For each line of the data below that holds "Stime", copy the line.

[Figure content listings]
****************************************

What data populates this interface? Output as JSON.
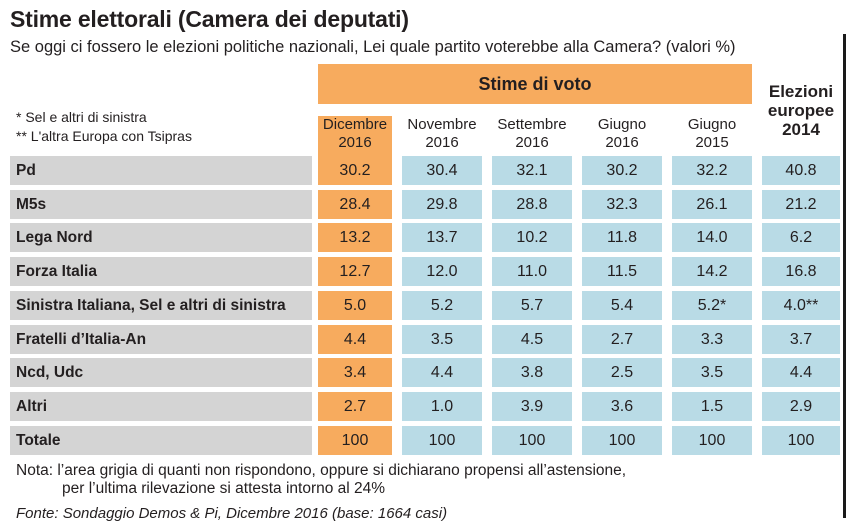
{
  "title": "Stime elettorali (Camera dei deputati)",
  "subtitle": "Se oggi ci fossero le elezioni politiche nazionali, Lei quale partito voterebbe alla Camera? (valori %)",
  "header_group": "Stime di voto",
  "euro_header": [
    "Elezioni",
    "europee",
    "2014"
  ],
  "legend_notes": [
    "* Sel e altri di sinistra",
    "** L'altra Europa con Tsipras"
  ],
  "columns": [
    [
      "Dicembre",
      "2016"
    ],
    [
      "Novembre",
      "2016"
    ],
    [
      "Settembre",
      "2016"
    ],
    [
      "Giugno",
      "2016"
    ],
    [
      "Giugno",
      "2015"
    ]
  ],
  "rows": [
    {
      "party": "Pd",
      "values": [
        "30.2",
        "30.4",
        "32.1",
        "30.2",
        "32.2",
        "40.8"
      ]
    },
    {
      "party": "M5s",
      "values": [
        "28.4",
        "29.8",
        "28.8",
        "32.3",
        "26.1",
        "21.2"
      ]
    },
    {
      "party": "Lega Nord",
      "values": [
        "13.2",
        "13.7",
        "10.2",
        "11.8",
        "14.0",
        "6.2"
      ]
    },
    {
      "party": "Forza Italia",
      "values": [
        "12.7",
        "12.0",
        "11.0",
        "11.5",
        "14.2",
        "16.8"
      ]
    },
    {
      "party": "Sinistra Italiana, Sel e altri di sinistra",
      "values": [
        "5.0",
        "5.2",
        "5.7",
        "5.4",
        "5.2*",
        "4.0**"
      ]
    },
    {
      "party": "Fratelli d’Italia-An",
      "values": [
        "4.4",
        "3.5",
        "4.5",
        "2.7",
        "3.3",
        "3.7"
      ]
    },
    {
      "party": "Ncd, Udc",
      "values": [
        "3.4",
        "4.4",
        "3.8",
        "2.5",
        "3.5",
        "4.4"
      ]
    },
    {
      "party": "Altri",
      "values": [
        "2.7",
        "1.0",
        "3.9",
        "3.6",
        "1.5",
        "2.9"
      ]
    },
    {
      "party": "Totale",
      "values": [
        "100",
        "100",
        "100",
        "100",
        "100",
        "100"
      ]
    }
  ],
  "nota": [
    "Nota: l’area grigia di quanti non rispondono, oppure si dichiarano propensi all’astensione,",
    "per l’ultima rilevazione si attesta intorno al 24%"
  ],
  "fonte": "Fonte: Sondaggio Demos & Pi, Dicembre 2016 (base: 1664 casi)",
  "colors": {
    "highlight": "#f7ab5e",
    "cell": "#b9dbe6",
    "label": "#d4d4d4"
  }
}
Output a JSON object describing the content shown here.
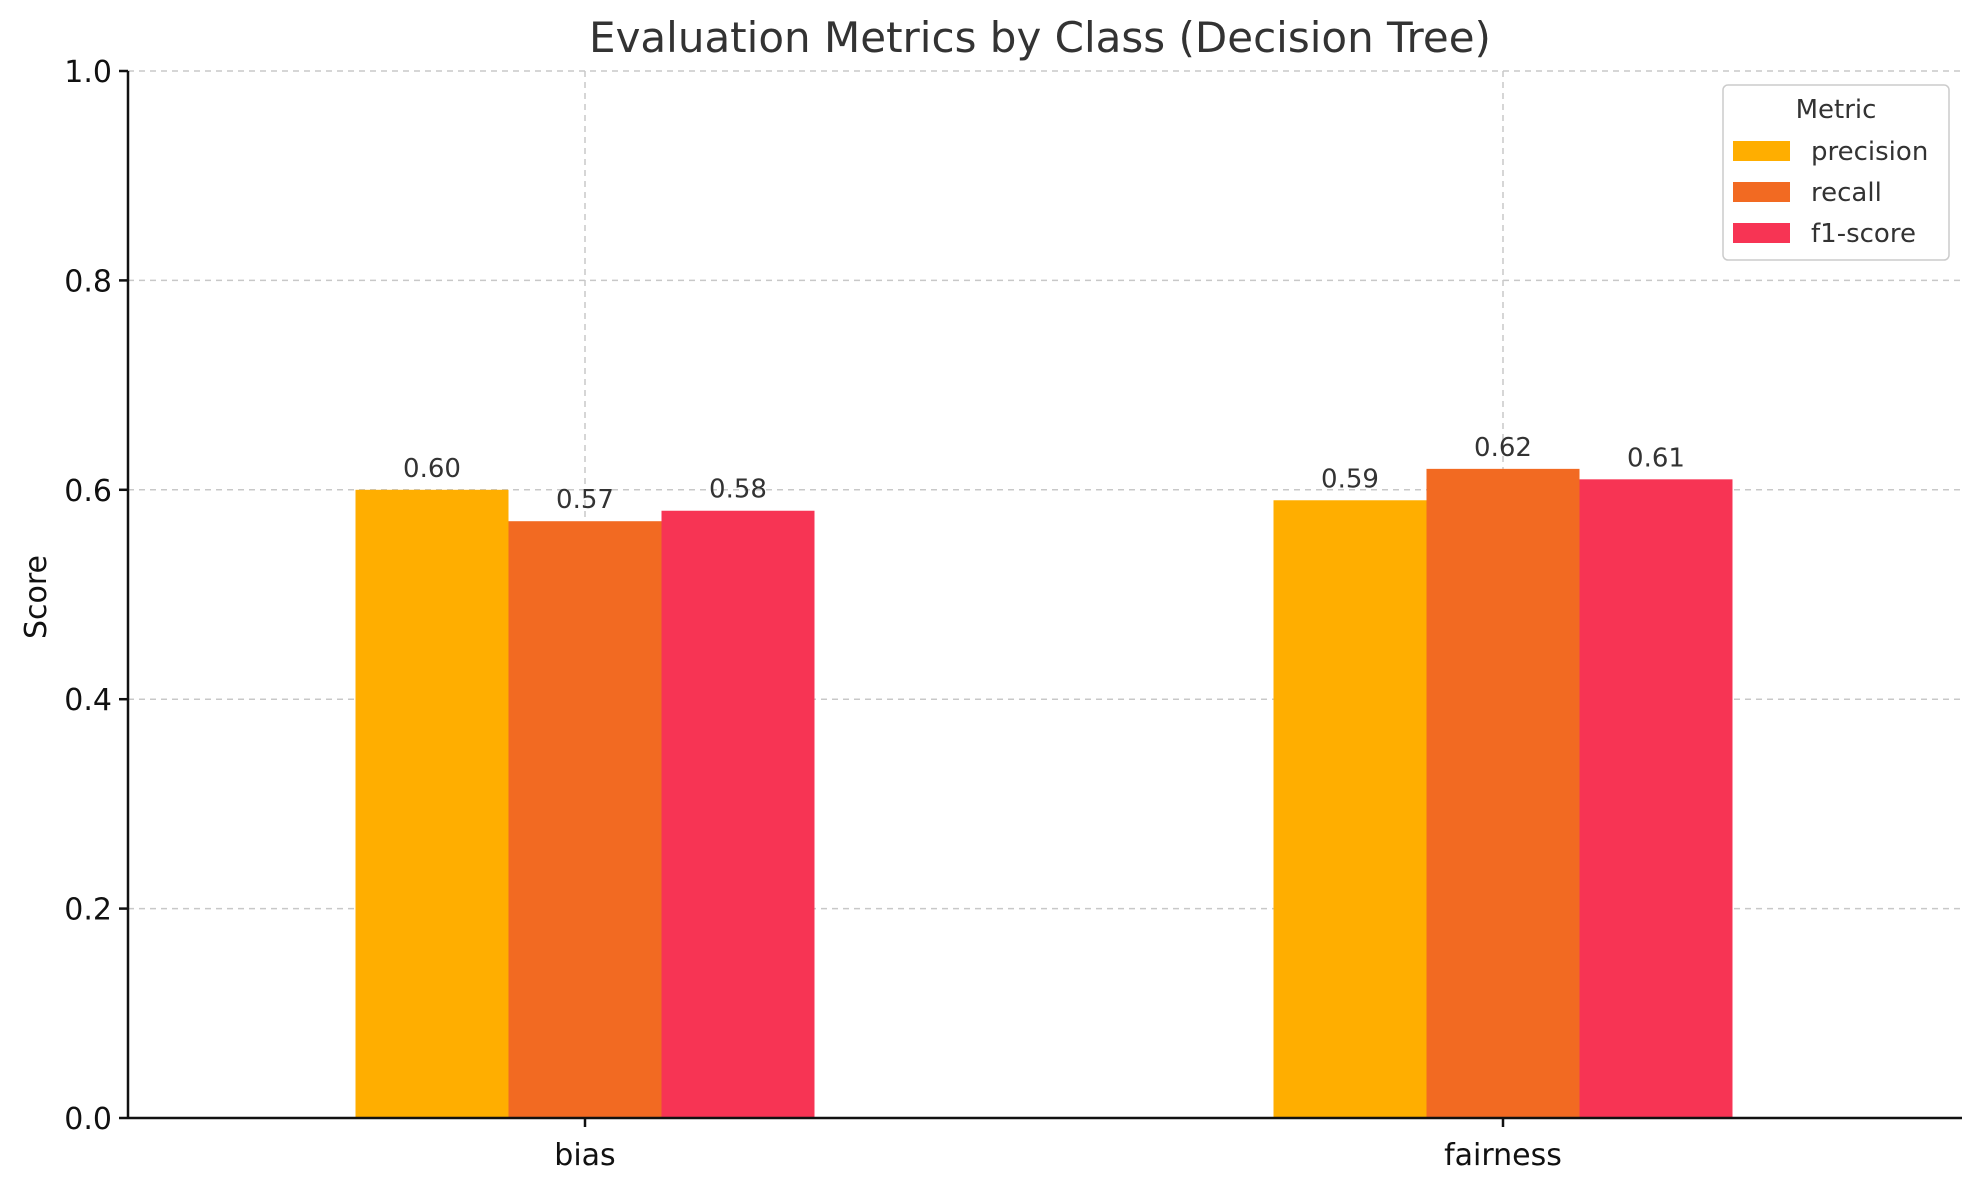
{
  "chart_data": {
    "type": "bar",
    "title": "Evaluation Metrics by Class (Decision Tree)",
    "xlabel": "",
    "ylabel": "Score",
    "ylim": [
      0,
      1
    ],
    "yticks": [
      "0.0",
      "0.2",
      "0.4",
      "0.6",
      "0.8",
      "1.0"
    ],
    "categories": [
      "bias",
      "fairness"
    ],
    "series": [
      {
        "name": "precision",
        "values": [
          0.6,
          0.59
        ],
        "labels": [
          "0.60",
          "0.59"
        ],
        "color": "#FFAE00"
      },
      {
        "name": "recall",
        "values": [
          0.57,
          0.62
        ],
        "labels": [
          "0.57",
          "0.62"
        ],
        "color": "#F26A22"
      },
      {
        "name": "f1-score",
        "values": [
          0.58,
          0.61
        ],
        "labels": [
          "0.58",
          "0.61"
        ],
        "color": "#F73454"
      }
    ],
    "legend": {
      "title": "Metric",
      "position": "top-right"
    },
    "grid": true
  }
}
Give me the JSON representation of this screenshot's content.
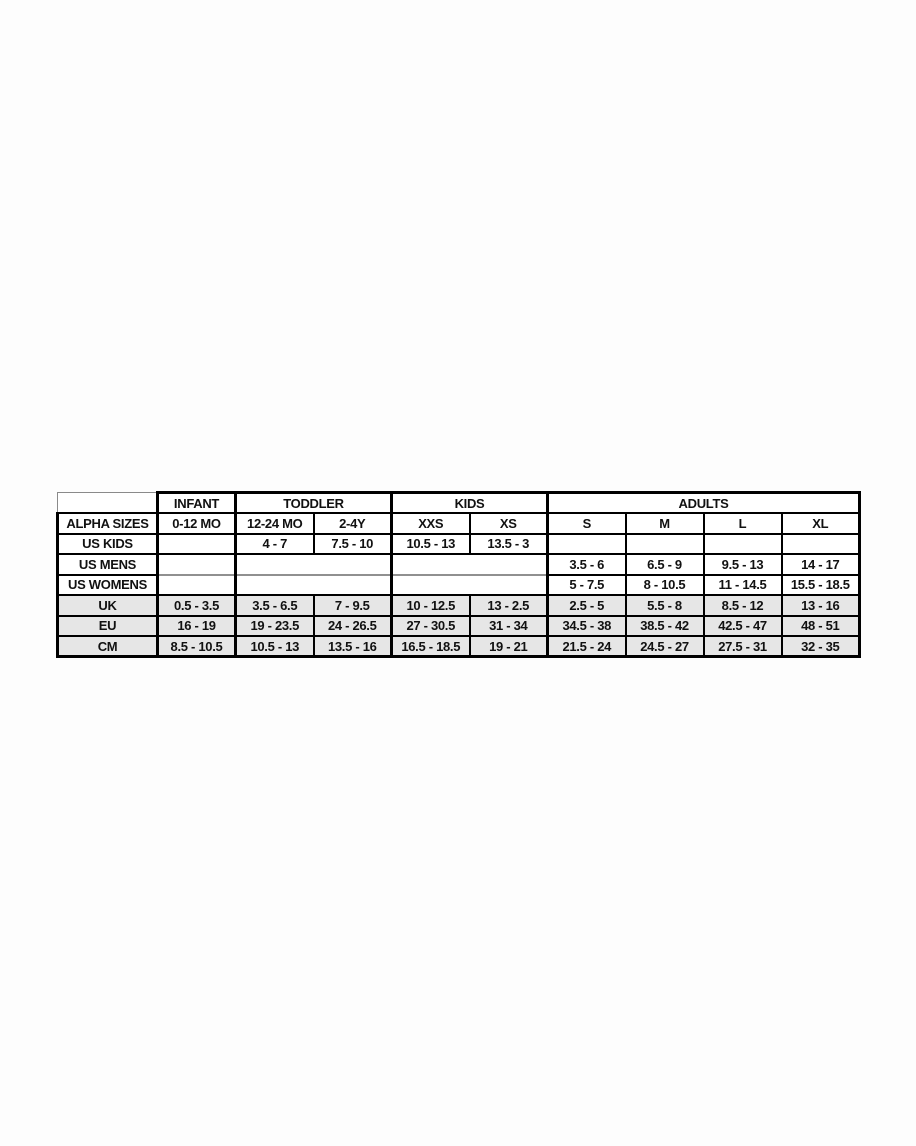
{
  "colors": {
    "page_background": "#fdfdfd",
    "stripe": "#e6e6e6",
    "grid": "#000000",
    "light_divider": "#909090",
    "text": "#111111"
  },
  "chart_data": {
    "type": "table",
    "corner_label": "",
    "age_groups": [
      {
        "label": "INFANT",
        "colspan": 1
      },
      {
        "label": "TODDLER",
        "colspan": 2
      },
      {
        "label": "KIDS",
        "colspan": 2
      },
      {
        "label": "ADULTS",
        "colspan": 4
      }
    ],
    "alpha_sizes": {
      "label": "ALPHA SIZES",
      "values": [
        "0-12 MO",
        "12-24 MO",
        "2-4Y",
        "XXS",
        "XS",
        "S",
        "M",
        "L",
        "XL"
      ]
    },
    "rows": [
      {
        "label": "US KIDS",
        "values": [
          "",
          "4 - 7",
          "7.5 - 10",
          "10.5 - 13",
          "13.5 - 3",
          "",
          "",
          "",
          ""
        ]
      },
      {
        "label": "US MENS",
        "values": [
          "",
          "",
          "",
          "",
          "",
          "3.5 - 6",
          "6.5 - 9",
          "9.5 - 13",
          "14 - 17"
        ]
      },
      {
        "label": "US WOMENS",
        "values": [
          "",
          "",
          "",
          "",
          "",
          "5 - 7.5",
          "8 - 10.5",
          "11 - 14.5",
          "15.5 - 18.5"
        ]
      },
      {
        "label": "UK",
        "values": [
          "0.5 - 3.5",
          "3.5 - 6.5",
          "7 - 9.5",
          "10 - 12.5",
          "13 - 2.5",
          "2.5 - 5",
          "5.5 - 8",
          "8.5 - 12",
          "13 - 16"
        ]
      },
      {
        "label": "EU",
        "values": [
          "16 - 19",
          "19 - 23.5",
          "24 - 26.5",
          "27 - 30.5",
          "31 - 34",
          "34.5 - 38",
          "38.5 - 42",
          "42.5 - 47",
          "48 - 51"
        ]
      },
      {
        "label": "CM",
        "values": [
          "8.5 - 10.5",
          "10.5 - 13",
          "13.5 - 16",
          "16.5 - 18.5",
          "19 - 21",
          "21.5 - 24",
          "24.5 - 27",
          "27.5 - 31",
          "32 - 35"
        ]
      }
    ]
  }
}
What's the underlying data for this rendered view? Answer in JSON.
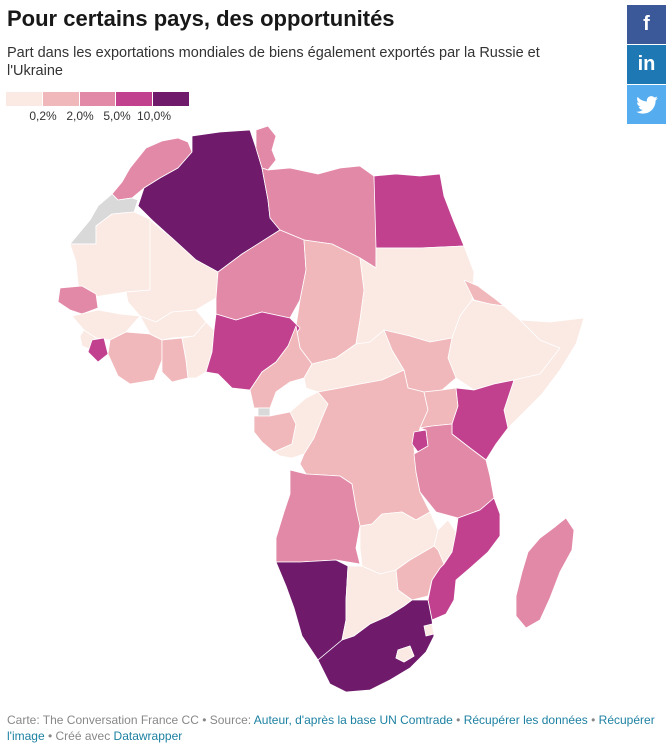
{
  "header": {
    "title": "Pour certains pays, des opportunités",
    "subtitle": "Part dans les exportations mondiales de biens également exportés par la Russie et l'Ukraine"
  },
  "legend": {
    "colors": [
      "#fbe9e3",
      "#f1b8bb",
      "#e389a8",
      "#c1418f",
      "#6f1a6b"
    ],
    "labels": [
      "0,2%",
      "2,0%",
      "5,0%",
      "10,0%"
    ]
  },
  "share": {
    "facebook": {
      "label": "f",
      "color": "#3b5998"
    },
    "linkedin": {
      "label": "in",
      "color": "#1e78b4"
    },
    "twitter": {
      "label": "🐦",
      "color": "#55acee"
    }
  },
  "map": {
    "no_data_color": "#d9d9d9",
    "countries": [
      {
        "name": "morocco",
        "class": 2
      },
      {
        "name": "western-sahara",
        "class": -1
      },
      {
        "name": "algeria",
        "class": 4
      },
      {
        "name": "tunisia",
        "class": 2
      },
      {
        "name": "libya",
        "class": 2
      },
      {
        "name": "egypt",
        "class": 3
      },
      {
        "name": "mauritania",
        "class": 0
      },
      {
        "name": "mali",
        "class": 0
      },
      {
        "name": "niger",
        "class": 2
      },
      {
        "name": "chad",
        "class": 1
      },
      {
        "name": "sudan",
        "class": 0
      },
      {
        "name": "eritrea",
        "class": 1
      },
      {
        "name": "ethiopia",
        "class": 0
      },
      {
        "name": "somalia",
        "class": 0
      },
      {
        "name": "senegal",
        "class": 2
      },
      {
        "name": "guinea",
        "class": 0
      },
      {
        "name": "sierra-leone",
        "class": 0
      },
      {
        "name": "liberia",
        "class": 3
      },
      {
        "name": "cote-divoire",
        "class": 1
      },
      {
        "name": "burkina-faso",
        "class": 0
      },
      {
        "name": "ghana",
        "class": 1
      },
      {
        "name": "togo-benin",
        "class": 0
      },
      {
        "name": "nigeria",
        "class": 3
      },
      {
        "name": "cameroon",
        "class": 1
      },
      {
        "name": "central-african-republic",
        "class": 0
      },
      {
        "name": "south-sudan",
        "class": 1
      },
      {
        "name": "equatorial-guinea",
        "class": -1
      },
      {
        "name": "gabon",
        "class": 1
      },
      {
        "name": "congo",
        "class": 0
      },
      {
        "name": "dr-congo",
        "class": 1
      },
      {
        "name": "uganda",
        "class": 1
      },
      {
        "name": "kenya",
        "class": 3
      },
      {
        "name": "rwanda-burundi",
        "class": 3
      },
      {
        "name": "tanzania",
        "class": 2
      },
      {
        "name": "angola",
        "class": 2
      },
      {
        "name": "zambia",
        "class": 0
      },
      {
        "name": "malawi",
        "class": 0
      },
      {
        "name": "mozambique",
        "class": 3
      },
      {
        "name": "zimbabwe",
        "class": 1
      },
      {
        "name": "namibia",
        "class": 4
      },
      {
        "name": "botswana",
        "class": 0
      },
      {
        "name": "south-africa",
        "class": 4
      },
      {
        "name": "lesotho",
        "class": 0
      },
      {
        "name": "eswatini",
        "class": 0
      },
      {
        "name": "madagascar",
        "class": 2
      }
    ]
  },
  "footer": {
    "prefix": "Carte: The Conversation France CC • Source: ",
    "source_link": "Auteur, d'après la base UN Comtrade",
    "sep1": " • ",
    "get_data": "Récupérer les données",
    "sep2": " • ",
    "get_image": "Récupérer l'image",
    "sep3": " • Créé avec ",
    "datawrapper": "Datawrapper"
  }
}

****************************************

• _FINISHED ANSWER_
  "title": "Stime elettorali (Camera dei deputati)",
  "header_group": "Stime di voto",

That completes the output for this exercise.